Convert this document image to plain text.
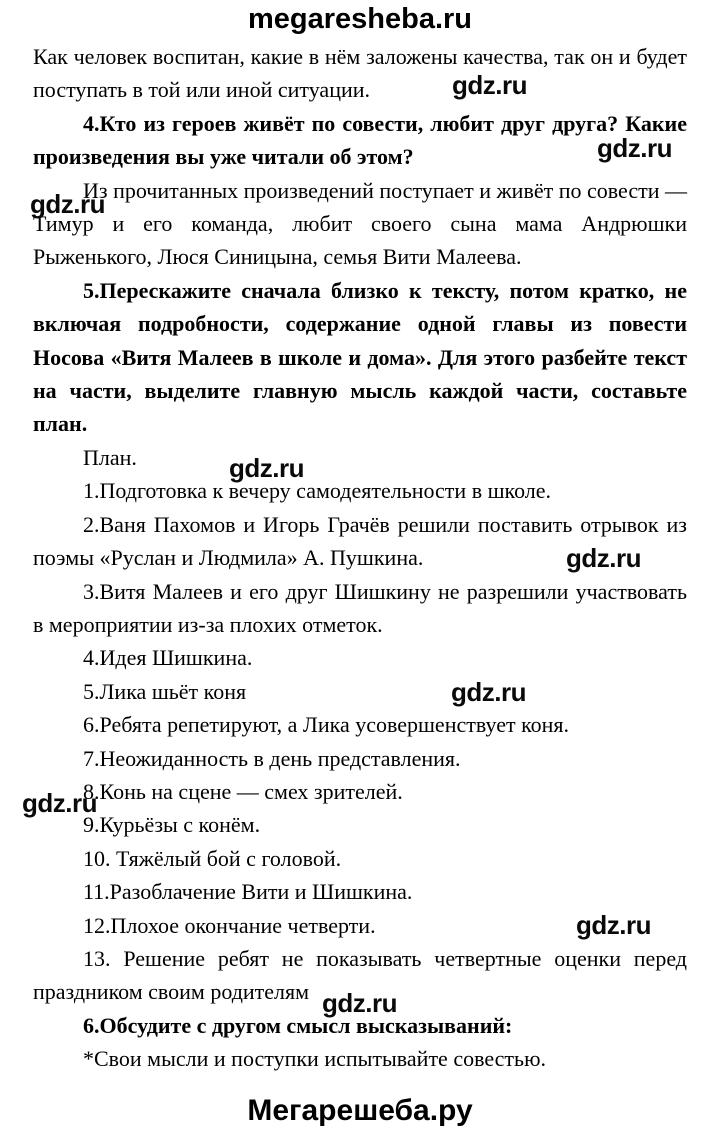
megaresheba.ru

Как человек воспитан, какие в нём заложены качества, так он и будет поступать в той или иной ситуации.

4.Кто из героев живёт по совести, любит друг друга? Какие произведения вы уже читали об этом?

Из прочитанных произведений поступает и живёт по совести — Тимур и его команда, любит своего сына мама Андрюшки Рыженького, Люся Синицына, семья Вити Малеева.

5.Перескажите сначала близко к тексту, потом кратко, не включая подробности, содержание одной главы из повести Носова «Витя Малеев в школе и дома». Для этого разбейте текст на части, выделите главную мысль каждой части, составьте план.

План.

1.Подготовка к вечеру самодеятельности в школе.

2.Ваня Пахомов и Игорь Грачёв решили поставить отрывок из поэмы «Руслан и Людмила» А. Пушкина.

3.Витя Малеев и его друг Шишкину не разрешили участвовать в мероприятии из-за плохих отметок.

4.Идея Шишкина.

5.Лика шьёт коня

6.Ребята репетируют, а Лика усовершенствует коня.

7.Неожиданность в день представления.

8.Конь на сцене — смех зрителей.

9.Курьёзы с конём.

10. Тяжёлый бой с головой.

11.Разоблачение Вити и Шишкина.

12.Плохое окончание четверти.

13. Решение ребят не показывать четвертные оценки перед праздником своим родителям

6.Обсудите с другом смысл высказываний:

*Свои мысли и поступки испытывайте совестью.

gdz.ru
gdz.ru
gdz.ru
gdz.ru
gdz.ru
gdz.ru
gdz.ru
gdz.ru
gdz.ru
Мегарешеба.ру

★ ★ ★ ★ ★ ★ ★

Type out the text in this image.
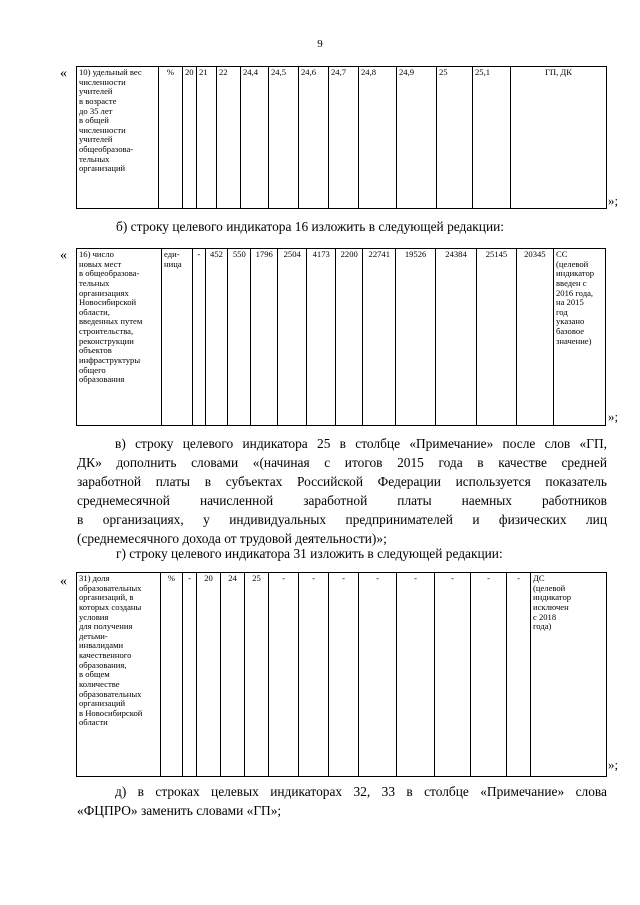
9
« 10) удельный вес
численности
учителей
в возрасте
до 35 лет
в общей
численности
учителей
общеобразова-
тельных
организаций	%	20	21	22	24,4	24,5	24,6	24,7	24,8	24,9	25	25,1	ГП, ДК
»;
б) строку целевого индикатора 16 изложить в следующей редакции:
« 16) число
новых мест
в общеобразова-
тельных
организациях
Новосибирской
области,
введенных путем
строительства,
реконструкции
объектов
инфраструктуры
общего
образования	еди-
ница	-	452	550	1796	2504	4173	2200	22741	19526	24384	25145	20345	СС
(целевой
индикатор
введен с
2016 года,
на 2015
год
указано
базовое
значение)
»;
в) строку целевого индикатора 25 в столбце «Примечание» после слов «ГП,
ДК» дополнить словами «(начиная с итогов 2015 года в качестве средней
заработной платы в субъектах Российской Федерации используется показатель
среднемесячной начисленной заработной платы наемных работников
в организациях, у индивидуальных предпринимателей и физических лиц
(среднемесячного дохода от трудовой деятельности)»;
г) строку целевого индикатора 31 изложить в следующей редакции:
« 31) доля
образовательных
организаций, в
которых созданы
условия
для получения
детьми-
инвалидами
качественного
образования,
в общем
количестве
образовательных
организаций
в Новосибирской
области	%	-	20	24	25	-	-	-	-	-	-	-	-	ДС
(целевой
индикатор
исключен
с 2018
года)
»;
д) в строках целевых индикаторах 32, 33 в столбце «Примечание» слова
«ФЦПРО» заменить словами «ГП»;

★ ★ ★ ★ ★ ★ ★

◆ Requirements: Using the listing above, pull out all lines that hold the word "любит".

◆ Solution below:
4.Кто из героев живёт по совести, любит друг друга? Какие произведения вы уже читали об этом?
Из прочитанных произведений поступает и живёт по совести — Тимур и его команда, любит своего сына мама Андрюшки Рыженького, Люся Синицына, семья Вити Малеева.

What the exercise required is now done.